***** Records for this exercise

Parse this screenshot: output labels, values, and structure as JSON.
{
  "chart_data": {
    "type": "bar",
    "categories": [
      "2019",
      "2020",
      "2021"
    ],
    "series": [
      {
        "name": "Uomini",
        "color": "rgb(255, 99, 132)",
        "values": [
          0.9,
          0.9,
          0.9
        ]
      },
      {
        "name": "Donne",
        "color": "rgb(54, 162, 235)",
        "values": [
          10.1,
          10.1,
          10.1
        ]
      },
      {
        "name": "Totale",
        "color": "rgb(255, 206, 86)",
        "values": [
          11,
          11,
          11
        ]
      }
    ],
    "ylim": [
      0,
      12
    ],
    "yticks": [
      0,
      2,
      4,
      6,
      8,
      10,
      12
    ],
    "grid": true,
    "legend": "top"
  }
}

**********

Repeat every line of the records above exactly.

Parse this screenshot: output labels, values, and structure as JSON.
{
  "chart_data": {
    "type": "bar",
    "categories": [
      "2019",
      "2020",
      "2021"
    ],
    "series": [
      {
        "name": "Uomini",
        "color": "rgb(255, 99, 132)",
        "values": [
          0.9,
          0.9,
          0.9
        ]
      },
      {
        "name": "Donne",
        "color": "rgb(54, 162, 235)",
        "values": [
          10.1,
          10.1,
          10.1
        ]
      },
      {
        "name": "Totale",
        "color": "rgb(255, 206, 86)",
        "values": [
          11,
          11,
          11
        ]
      }
    ],
    "ylim": [
      0,
      12
    ],
    "yticks": [
      0,
      2,
      4,
      6,
      8,
      10,
      12
    ],
    "grid": true,
    "legend": "top"
  }
}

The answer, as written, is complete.